(Part of a data file)
+ + +
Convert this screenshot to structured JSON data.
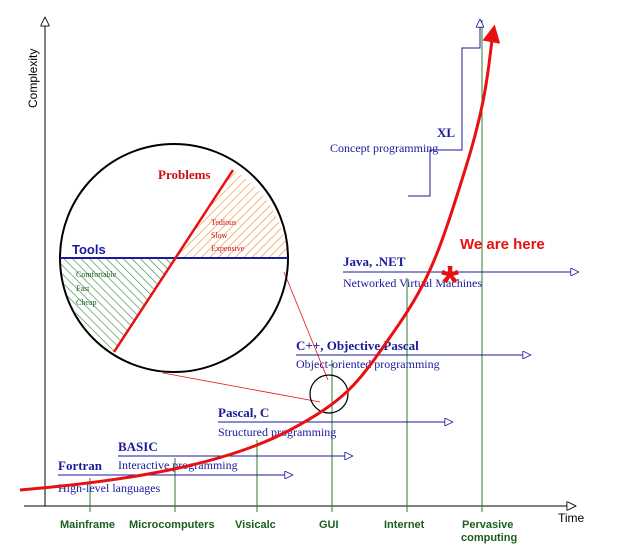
{
  "axes": {
    "y_label": "Complexity",
    "x_label": "Time"
  },
  "colors": {
    "curve": "#e81010",
    "era_tick": "#2e7d32",
    "era_label": "#1b5e20",
    "language": "#1a1a9c",
    "problems": "#c81010",
    "here": "#e81010",
    "axis": "#000000"
  },
  "eras": [
    {
      "key": "mainframe",
      "label": "Mainframe"
    },
    {
      "key": "microcomputers",
      "label": "Microcomputers"
    },
    {
      "key": "visicalc",
      "label": "Visicalc"
    },
    {
      "key": "gui",
      "label": "GUI"
    },
    {
      "key": "internet",
      "label": "Internet"
    },
    {
      "key": "pervasive",
      "label_line1": "Pervasive",
      "label_line2": "computing"
    }
  ],
  "languages": [
    {
      "key": "fortran",
      "name": "Fortran",
      "paradigm": "High-level languages"
    },
    {
      "key": "basic",
      "name": "BASIC",
      "paradigm": "Interactive programming"
    },
    {
      "key": "pascal",
      "name": "Pascal, C",
      "paradigm": "Structured programming"
    },
    {
      "key": "cpp",
      "name": "C++, Objective Pascal",
      "paradigm": "Object-oriented programming"
    },
    {
      "key": "java",
      "name": "Java, .NET",
      "paradigm": "Networked Virtual Machines"
    },
    {
      "key": "xl",
      "name": "XL",
      "paradigm": "Concept programming"
    }
  ],
  "zoom_circle": {
    "problems_label": "Problems",
    "problems_items": [
      "Tedious",
      "Slow",
      "Expensive"
    ],
    "tools_label": "Tools",
    "tools_items": [
      "Comfortable",
      "Fast",
      "Cheap"
    ]
  },
  "marker": {
    "text": "We are here",
    "symbol": "*"
  }
}
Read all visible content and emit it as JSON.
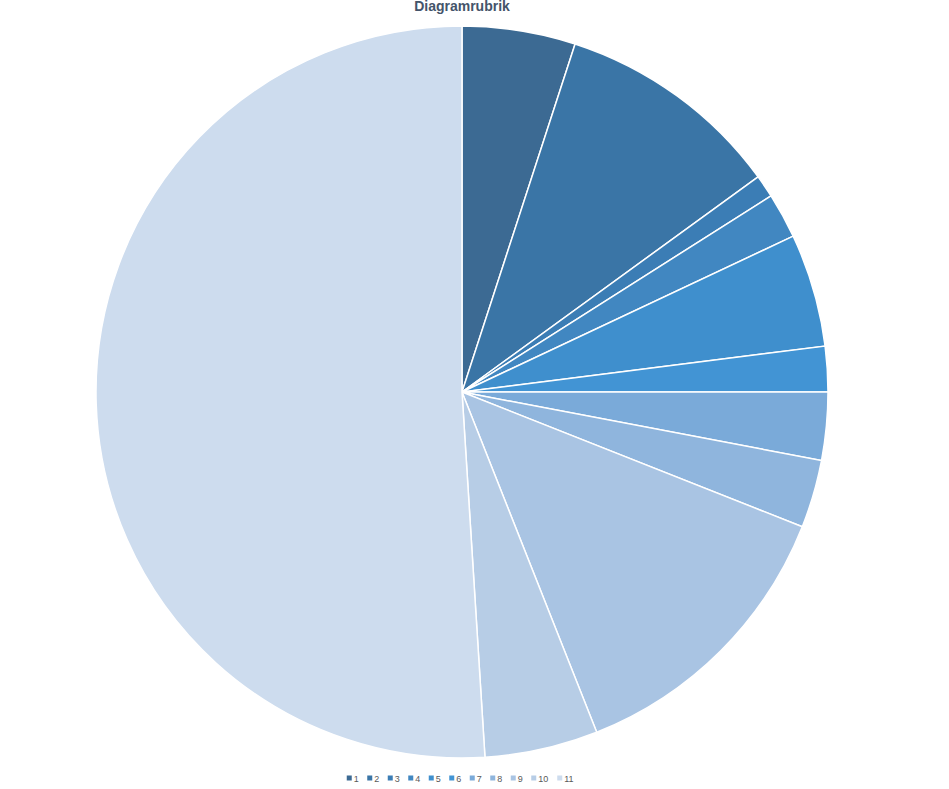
{
  "chart_data": {
    "type": "pie",
    "title": "Diagramrubrik",
    "categories": [
      "1",
      "2",
      "3",
      "4",
      "5",
      "6",
      "7",
      "8",
      "9",
      "10",
      "11"
    ],
    "values": [
      5,
      10,
      1,
      2,
      5,
      2,
      3,
      3,
      13,
      5,
      51
    ],
    "colors": [
      "#3c6a93",
      "#3a75a6",
      "#3b7db5",
      "#4187c1",
      "#3f8fcd",
      "#4294d4",
      "#7aaad9",
      "#8fb5dd",
      "#a9c4e3",
      "#b7cde6",
      "#cddcee"
    ],
    "legend": "bottom"
  }
}
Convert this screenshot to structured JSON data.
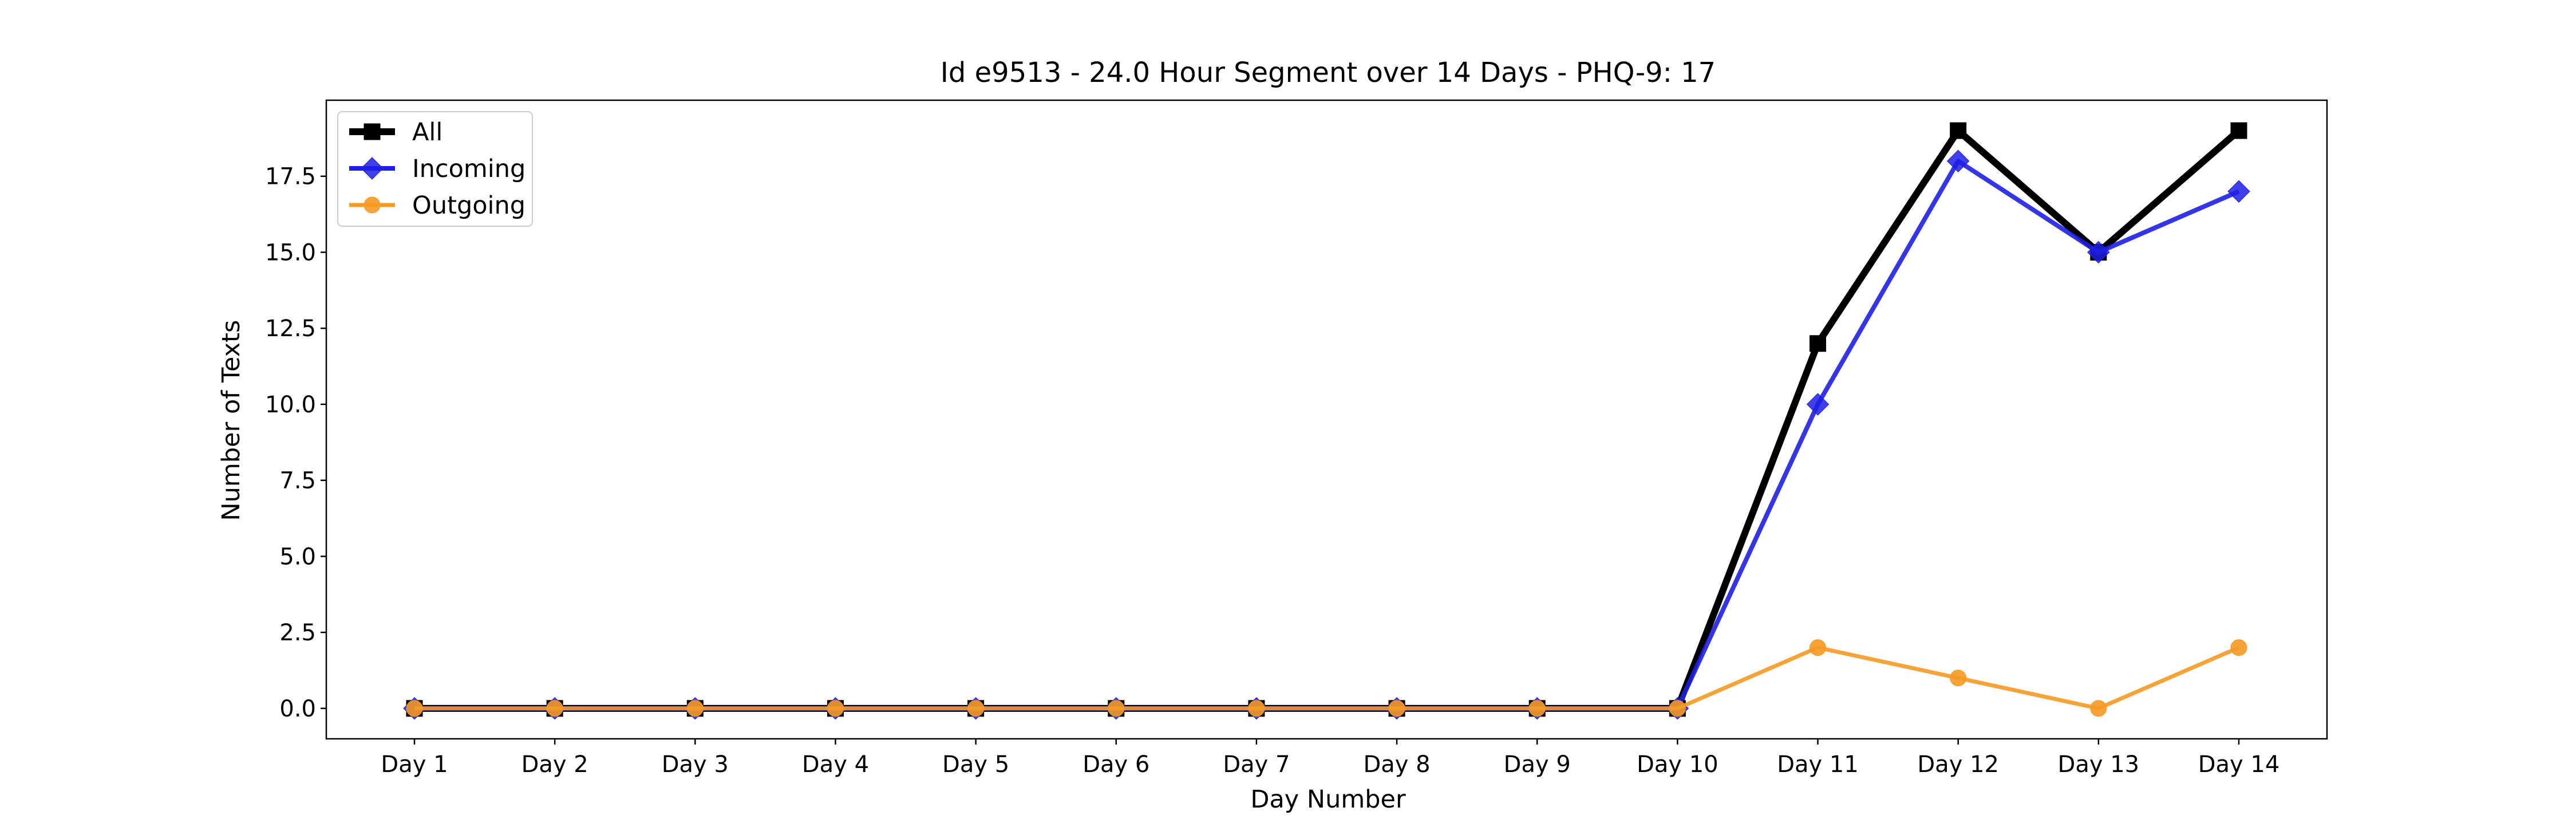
{
  "chart_data": {
    "type": "line",
    "title": "Id e9513 - 24.0 Hour Segment over 14 Days - PHQ-9: 17",
    "xlabel": "Day Number",
    "ylabel": "Number of Texts",
    "categories": [
      "Day 1",
      "Day 2",
      "Day 3",
      "Day 4",
      "Day 5",
      "Day 6",
      "Day 7",
      "Day 8",
      "Day 9",
      "Day 10",
      "Day 11",
      "Day 12",
      "Day 13",
      "Day 14"
    ],
    "ylim": [
      -1,
      20
    ],
    "yticks": [
      0.0,
      2.5,
      5.0,
      7.5,
      10.0,
      12.5,
      15.0,
      17.5
    ],
    "ytick_labels": [
      "0.0",
      "2.5",
      "5.0",
      "7.5",
      "10.0",
      "12.5",
      "15.0",
      "17.5"
    ],
    "grid": false,
    "legend_position": "top-left",
    "series": [
      {
        "name": "All",
        "values": [
          0,
          0,
          0,
          0,
          0,
          0,
          0,
          0,
          0,
          0,
          12,
          19,
          15,
          19
        ],
        "color": "#000000",
        "marker": "square"
      },
      {
        "name": "Incoming",
        "values": [
          0,
          0,
          0,
          0,
          0,
          0,
          0,
          0,
          0,
          0,
          10,
          18,
          15,
          17
        ],
        "color": "#1f1fe6",
        "marker": "diamond"
      },
      {
        "name": "Outgoing",
        "values": [
          0,
          0,
          0,
          0,
          0,
          0,
          0,
          0,
          0,
          0,
          2,
          1,
          0,
          2
        ],
        "color": "#f59a23",
        "marker": "circle"
      }
    ]
  }
}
+ + +
» **The problem**
Copy all the data exactly as written, but skip any picture.

» **The response**
Convert this screenshot to structured JSON data.
{
  "axes": {
    "y_label": "Complexity",
    "x_label": "Time"
  },
  "colors": {
    "curve": "#e81010",
    "era_tick": "#2e7d32",
    "era_label": "#1b5e20",
    "language": "#1a1a9c",
    "problems": "#c81010",
    "here": "#e81010",
    "axis": "#000000"
  },
  "eras": [
    {
      "key": "mainframe",
      "label": "Mainframe"
    },
    {
      "key": "microcomputers",
      "label": "Microcomputers"
    },
    {
      "key": "visicalc",
      "label": "Visicalc"
    },
    {
      "key": "gui",
      "label": "GUI"
    },
    {
      "key": "internet",
      "label": "Internet"
    },
    {
      "key": "pervasive",
      "label_line1": "Pervasive",
      "label_line2": "computing"
    }
  ],
  "languages": [
    {
      "key": "fortran",
      "name": "Fortran",
      "paradigm": "High-level languages"
    },
    {
      "key": "basic",
      "name": "BASIC",
      "paradigm": "Interactive programming"
    },
    {
      "key": "pascal",
      "name": "Pascal, C",
      "paradigm": "Structured programming"
    },
    {
      "key": "cpp",
      "name": "C++, Objective Pascal",
      "paradigm": "Object-oriented programming"
    },
    {
      "key": "java",
      "name": "Java, .NET",
      "paradigm": "Networked Virtual Machines"
    },
    {
      "key": "xl",
      "name": "XL",
      "paradigm": "Concept programming"
    }
  ],
  "zoom_circle": {
    "problems_label": "Problems",
    "problems_items": [
      "Tedious",
      "Slow",
      "Expensive"
    ],
    "tools_label": "Tools",
    "tools_items": [
      "Comfortable",
      "Fast",
      "Cheap"
    ]
  },
  "marker": {
    "text": "We are here",
    "symbol": "*"
  }
}
Read all visible content and emit it as JSON.
{
  "chart_data": {
    "type": "pie",
    "title": "Diagramrubrik",
    "categories": [
      "1",
      "2",
      "3",
      "4",
      "5",
      "6",
      "7",
      "8",
      "9",
      "10",
      "11"
    ],
    "values": [
      5,
      10,
      1,
      2,
      5,
      2,
      3,
      3,
      13,
      5,
      51
    ],
    "colors": [
      "#3c6a93",
      "#3a75a6",
      "#3b7db5",
      "#4187c1",
      "#3f8fcd",
      "#4294d4",
      "#7aaad9",
      "#8fb5dd",
      "#a9c4e3",
      "#b7cde6",
      "#cddcee"
    ],
    "legend": "bottom"
  }
}
Convert this screenshot to structured JSON data.
{
  "chart_data": {
    "type": "line",
    "title": "Id e9513 - 24.0 Hour Segment over 14 Days - PHQ-9: 17",
    "xlabel": "Day Number",
    "ylabel": "Number of Texts",
    "categories": [
      "Day 1",
      "Day 2",
      "Day 3",
      "Day 4",
      "Day 5",
      "Day 6",
      "Day 7",
      "Day 8",
      "Day 9",
      "Day 10",
      "Day 11",
      "Day 12",
      "Day 13",
      "Day 14"
    ],
    "ylim": [
      -1,
      20
    ],
    "yticks": [
      0.0,
      2.5,
      5.0,
      7.5,
      10.0,
      12.5,
      15.0,
      17.5
    ],
    "ytick_labels": [
      "0.0",
      "2.5",
      "5.0",
      "7.5",
      "10.0",
      "12.5",
      "15.0",
      "17.5"
    ],
    "grid": false,
    "legend_position": "top-left",
    "series": [
      {
        "name": "All",
        "values": [
          0,
          0,
          0,
          0,
          0,
          0,
          0,
          0,
          0,
          0,
          12,
          19,
          15,
          19
        ],
        "color": "#000000",
        "marker": "square"
      },
      {
        "name": "Incoming",
        "values": [
          0,
          0,
          0,
          0,
          0,
          0,
          0,
          0,
          0,
          0,
          10,
          18,
          15,
          17
        ],
        "color": "#1f1fe6",
        "marker": "diamond"
      },
      {
        "name": "Outgoing",
        "values": [
          0,
          0,
          0,
          0,
          0,
          0,
          0,
          0,
          0,
          0,
          2,
          1,
          0,
          2
        ],
        "color": "#f59a23",
        "marker": "circle"
      }
    ]
  }
}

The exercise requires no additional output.